* Exercise prompt: Copy all lines in which the word "title" can be found.

* Material for this exercise:
--------------------
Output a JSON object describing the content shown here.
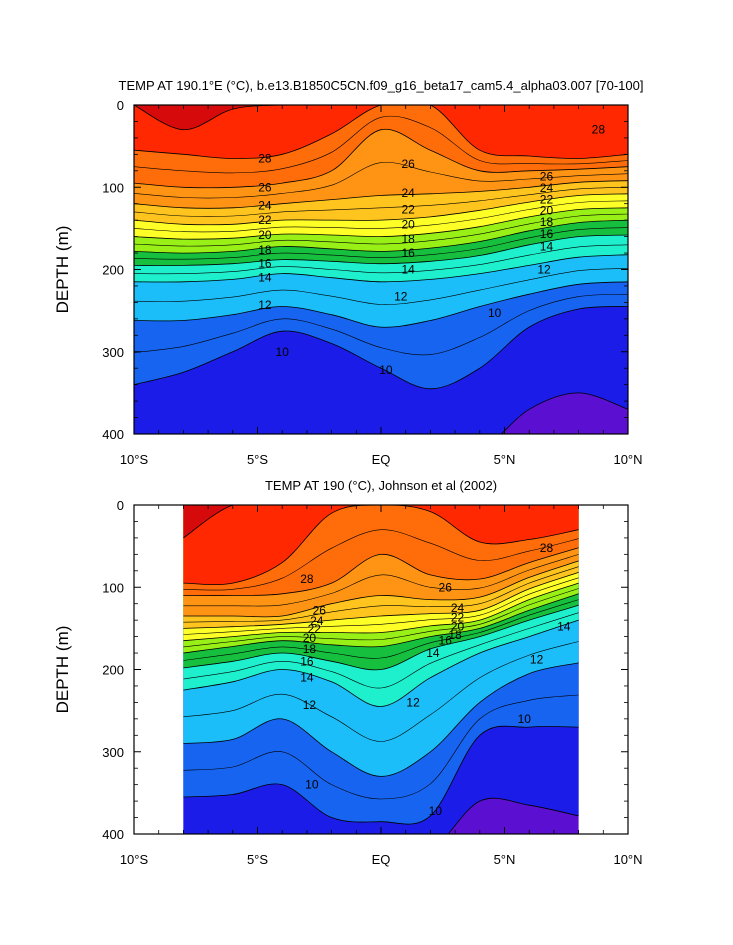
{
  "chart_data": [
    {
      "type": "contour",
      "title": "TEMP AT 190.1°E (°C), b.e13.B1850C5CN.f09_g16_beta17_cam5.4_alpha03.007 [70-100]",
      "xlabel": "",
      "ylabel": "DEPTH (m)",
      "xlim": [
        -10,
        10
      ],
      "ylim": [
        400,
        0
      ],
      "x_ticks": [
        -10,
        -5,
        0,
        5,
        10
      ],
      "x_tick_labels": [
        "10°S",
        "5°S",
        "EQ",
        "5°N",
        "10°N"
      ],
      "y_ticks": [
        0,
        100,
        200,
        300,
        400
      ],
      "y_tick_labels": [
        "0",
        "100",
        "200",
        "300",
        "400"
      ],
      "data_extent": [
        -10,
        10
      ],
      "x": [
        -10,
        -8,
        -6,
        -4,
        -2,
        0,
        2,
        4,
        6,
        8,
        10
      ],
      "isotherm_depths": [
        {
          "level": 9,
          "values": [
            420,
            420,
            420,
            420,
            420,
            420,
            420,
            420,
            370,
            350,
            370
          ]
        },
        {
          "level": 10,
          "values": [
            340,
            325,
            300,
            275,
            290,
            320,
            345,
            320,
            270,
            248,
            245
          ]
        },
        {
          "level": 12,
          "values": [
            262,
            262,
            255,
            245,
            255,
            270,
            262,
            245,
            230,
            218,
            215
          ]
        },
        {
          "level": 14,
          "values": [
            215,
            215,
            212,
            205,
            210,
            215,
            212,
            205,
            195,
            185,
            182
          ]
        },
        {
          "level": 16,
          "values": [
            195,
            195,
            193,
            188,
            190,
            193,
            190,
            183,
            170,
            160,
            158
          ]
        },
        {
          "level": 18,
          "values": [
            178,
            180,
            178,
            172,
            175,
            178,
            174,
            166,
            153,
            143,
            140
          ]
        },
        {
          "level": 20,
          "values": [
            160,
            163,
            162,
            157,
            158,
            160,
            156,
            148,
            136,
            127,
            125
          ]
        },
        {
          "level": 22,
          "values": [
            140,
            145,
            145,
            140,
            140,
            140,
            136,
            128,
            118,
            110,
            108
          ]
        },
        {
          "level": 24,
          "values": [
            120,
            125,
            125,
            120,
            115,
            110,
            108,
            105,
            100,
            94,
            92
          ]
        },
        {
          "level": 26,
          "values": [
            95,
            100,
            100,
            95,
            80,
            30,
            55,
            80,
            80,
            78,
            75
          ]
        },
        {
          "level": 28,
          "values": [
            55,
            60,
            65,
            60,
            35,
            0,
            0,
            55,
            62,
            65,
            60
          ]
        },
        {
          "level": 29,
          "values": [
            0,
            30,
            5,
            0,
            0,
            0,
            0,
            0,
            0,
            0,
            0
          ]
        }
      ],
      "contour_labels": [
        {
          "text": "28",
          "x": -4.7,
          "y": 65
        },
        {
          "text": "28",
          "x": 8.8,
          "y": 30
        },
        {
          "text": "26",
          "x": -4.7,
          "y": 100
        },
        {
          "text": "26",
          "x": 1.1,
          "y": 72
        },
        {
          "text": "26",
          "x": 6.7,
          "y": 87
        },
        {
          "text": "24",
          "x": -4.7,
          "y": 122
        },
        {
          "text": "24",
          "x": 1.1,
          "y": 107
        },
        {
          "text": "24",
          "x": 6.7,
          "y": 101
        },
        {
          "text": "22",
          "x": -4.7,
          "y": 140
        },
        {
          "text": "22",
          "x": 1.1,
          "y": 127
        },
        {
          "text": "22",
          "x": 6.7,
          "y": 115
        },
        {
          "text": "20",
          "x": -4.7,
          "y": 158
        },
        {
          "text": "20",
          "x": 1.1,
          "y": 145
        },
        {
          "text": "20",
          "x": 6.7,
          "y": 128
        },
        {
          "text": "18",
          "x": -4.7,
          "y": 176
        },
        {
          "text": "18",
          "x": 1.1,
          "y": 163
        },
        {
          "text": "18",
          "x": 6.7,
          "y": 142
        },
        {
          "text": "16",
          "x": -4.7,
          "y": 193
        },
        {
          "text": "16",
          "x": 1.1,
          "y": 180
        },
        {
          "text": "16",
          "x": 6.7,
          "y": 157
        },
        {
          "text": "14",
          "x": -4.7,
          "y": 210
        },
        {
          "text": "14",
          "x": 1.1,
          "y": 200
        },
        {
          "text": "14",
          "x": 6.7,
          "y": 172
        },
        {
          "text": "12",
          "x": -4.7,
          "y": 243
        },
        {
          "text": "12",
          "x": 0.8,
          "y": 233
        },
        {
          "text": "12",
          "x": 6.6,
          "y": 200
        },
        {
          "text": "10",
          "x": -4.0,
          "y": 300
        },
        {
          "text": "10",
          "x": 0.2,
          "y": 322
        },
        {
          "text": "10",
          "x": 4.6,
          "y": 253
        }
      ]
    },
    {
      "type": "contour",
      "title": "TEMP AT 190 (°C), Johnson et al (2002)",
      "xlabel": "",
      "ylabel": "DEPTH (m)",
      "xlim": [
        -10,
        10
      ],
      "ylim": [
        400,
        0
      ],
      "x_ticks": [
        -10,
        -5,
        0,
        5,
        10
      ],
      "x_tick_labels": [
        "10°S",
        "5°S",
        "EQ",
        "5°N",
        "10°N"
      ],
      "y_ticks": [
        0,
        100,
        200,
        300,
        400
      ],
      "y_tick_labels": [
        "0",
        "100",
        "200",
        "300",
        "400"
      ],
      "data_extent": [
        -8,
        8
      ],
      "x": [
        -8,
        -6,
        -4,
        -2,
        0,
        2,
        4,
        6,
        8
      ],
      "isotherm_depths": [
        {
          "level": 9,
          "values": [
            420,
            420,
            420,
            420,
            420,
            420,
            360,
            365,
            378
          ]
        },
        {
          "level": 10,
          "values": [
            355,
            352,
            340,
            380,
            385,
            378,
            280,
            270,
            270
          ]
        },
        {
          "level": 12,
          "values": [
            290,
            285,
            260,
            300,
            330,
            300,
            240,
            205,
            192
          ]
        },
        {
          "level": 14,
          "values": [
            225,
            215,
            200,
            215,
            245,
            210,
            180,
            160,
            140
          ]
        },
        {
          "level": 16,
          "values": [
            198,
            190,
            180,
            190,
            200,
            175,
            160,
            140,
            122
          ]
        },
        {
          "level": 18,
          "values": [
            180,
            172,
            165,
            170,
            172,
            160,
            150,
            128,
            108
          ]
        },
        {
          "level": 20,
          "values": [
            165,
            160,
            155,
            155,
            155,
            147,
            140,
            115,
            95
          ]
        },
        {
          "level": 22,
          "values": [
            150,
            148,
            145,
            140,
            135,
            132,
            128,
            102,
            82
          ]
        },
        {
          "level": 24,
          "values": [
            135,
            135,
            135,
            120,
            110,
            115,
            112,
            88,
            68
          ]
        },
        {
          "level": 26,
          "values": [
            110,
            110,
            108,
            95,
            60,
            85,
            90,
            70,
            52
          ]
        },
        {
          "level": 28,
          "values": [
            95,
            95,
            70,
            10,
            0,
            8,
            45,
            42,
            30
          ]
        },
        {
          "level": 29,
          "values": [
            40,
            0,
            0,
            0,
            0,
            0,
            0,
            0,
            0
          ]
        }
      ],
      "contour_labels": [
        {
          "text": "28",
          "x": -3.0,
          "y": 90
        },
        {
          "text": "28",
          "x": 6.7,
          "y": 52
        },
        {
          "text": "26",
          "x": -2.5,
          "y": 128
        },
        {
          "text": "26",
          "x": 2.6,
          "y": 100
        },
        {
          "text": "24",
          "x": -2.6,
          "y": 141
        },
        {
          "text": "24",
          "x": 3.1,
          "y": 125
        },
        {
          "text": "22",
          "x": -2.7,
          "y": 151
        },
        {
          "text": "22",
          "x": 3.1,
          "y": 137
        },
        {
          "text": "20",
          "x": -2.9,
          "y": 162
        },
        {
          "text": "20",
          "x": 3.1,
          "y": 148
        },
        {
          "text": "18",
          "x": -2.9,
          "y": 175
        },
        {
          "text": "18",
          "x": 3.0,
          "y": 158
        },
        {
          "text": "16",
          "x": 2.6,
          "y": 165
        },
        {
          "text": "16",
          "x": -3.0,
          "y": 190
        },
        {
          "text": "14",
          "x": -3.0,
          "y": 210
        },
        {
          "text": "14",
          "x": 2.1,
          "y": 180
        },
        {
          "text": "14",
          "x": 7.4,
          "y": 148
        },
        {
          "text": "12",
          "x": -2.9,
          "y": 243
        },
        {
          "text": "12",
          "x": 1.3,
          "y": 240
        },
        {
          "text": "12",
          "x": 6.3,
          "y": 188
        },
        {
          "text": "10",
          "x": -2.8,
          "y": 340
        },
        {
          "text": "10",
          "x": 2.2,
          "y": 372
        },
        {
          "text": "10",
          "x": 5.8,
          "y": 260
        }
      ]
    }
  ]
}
--------------------
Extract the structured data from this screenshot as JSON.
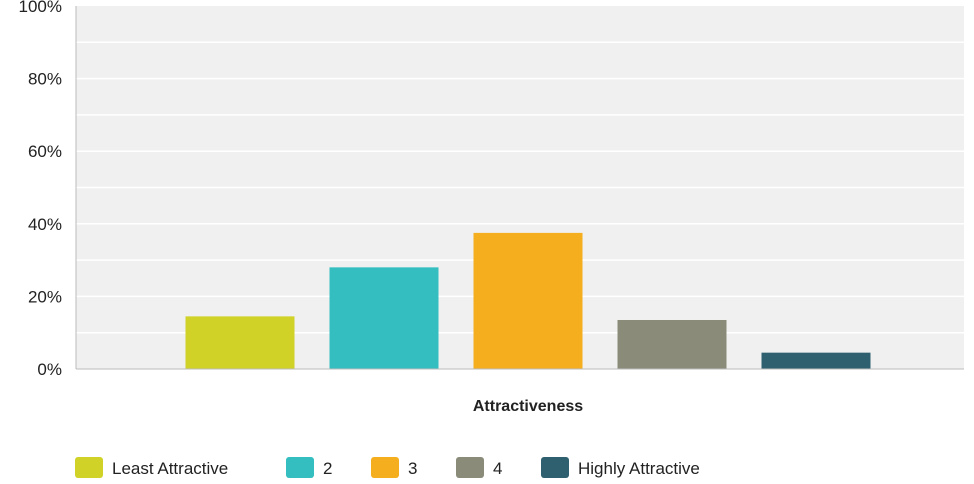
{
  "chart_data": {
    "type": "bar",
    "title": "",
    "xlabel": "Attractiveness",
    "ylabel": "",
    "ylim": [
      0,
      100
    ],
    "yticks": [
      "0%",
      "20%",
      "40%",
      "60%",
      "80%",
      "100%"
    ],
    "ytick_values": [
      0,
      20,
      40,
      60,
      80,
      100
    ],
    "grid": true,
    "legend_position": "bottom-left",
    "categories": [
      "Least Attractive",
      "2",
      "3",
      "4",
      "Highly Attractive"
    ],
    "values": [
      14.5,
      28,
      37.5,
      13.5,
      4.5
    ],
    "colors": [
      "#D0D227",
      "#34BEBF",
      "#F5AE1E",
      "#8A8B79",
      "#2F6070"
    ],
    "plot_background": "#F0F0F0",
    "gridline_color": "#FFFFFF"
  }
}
--------------------
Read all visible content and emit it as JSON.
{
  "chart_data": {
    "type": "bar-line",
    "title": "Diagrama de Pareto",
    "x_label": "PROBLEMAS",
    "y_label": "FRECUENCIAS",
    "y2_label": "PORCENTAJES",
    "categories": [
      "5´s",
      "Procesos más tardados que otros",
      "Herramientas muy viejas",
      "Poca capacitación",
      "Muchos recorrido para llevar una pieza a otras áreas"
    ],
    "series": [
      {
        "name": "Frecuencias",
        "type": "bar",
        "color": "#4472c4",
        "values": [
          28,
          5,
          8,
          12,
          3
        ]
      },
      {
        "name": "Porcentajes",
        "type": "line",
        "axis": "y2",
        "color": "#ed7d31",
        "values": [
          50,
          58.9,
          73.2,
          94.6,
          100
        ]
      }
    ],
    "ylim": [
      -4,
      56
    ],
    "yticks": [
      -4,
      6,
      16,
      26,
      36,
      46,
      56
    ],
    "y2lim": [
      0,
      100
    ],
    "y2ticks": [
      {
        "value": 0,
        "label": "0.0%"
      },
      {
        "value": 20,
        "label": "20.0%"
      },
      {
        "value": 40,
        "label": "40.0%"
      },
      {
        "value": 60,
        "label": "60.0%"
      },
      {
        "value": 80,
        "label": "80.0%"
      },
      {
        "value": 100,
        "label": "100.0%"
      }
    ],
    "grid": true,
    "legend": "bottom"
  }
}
--------------------
* Correct result:
      "title": "TEMP AT 190.1°E (°C), b.e13.B1850C5CN.f09_g16_beta17_cam5.4_alpha03.007 [70-100]",
      "title": "TEMP AT 190 (°C), Johnson et al (2002)",
    "title": "",
    "title": "Diagrama de Pareto",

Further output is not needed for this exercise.